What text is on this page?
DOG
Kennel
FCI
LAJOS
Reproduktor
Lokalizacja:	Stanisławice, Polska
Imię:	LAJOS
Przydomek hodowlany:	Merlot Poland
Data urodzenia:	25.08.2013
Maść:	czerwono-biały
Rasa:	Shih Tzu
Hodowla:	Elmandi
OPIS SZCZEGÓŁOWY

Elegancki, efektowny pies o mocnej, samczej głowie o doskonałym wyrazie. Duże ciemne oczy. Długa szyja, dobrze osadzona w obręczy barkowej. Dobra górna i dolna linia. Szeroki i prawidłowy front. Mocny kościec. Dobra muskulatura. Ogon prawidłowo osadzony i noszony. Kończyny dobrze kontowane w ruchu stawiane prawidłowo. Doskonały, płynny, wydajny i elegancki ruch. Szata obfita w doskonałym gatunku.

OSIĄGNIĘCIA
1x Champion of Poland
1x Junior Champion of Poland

____

__Task__
Repeat all of the records above exactly as they appear.

__Exercise result__
What text is on this page?
DOG
Kennel
FCI
LAJOS
Reproduktor
Lokalizacja:	Stanisławice, Polska
Imię:	LAJOS
Przydomek hodowlany:	Merlot Poland
Data urodzenia:	25.08.2013
Maść:	czerwono-biały
Rasa:	Shih Tzu
Hodowla:	Elmandi
OPIS SZCZEGÓŁOWY

Elegancki, efektowny pies o mocnej, samczej głowie o doskonałym wyrazie. Duże ciemne oczy. Długa szyja, dobrze osadzona w obręczy barkowej. Dobra górna i dolna linia. Szeroki i prawidłowy front. Mocny kościec. Dobra muskulatura. Ogon prawidłowo osadzony i noszony. Kończyny dobrze kontowane w ruchu stawiane prawidłowo. Doskonały, płynny, wydajny i elegancki ruch. Szata obfita w doskonałym gatunku.

OSIĄGNIĘCIA
1x Champion of Poland
1x Junior Champion of Poland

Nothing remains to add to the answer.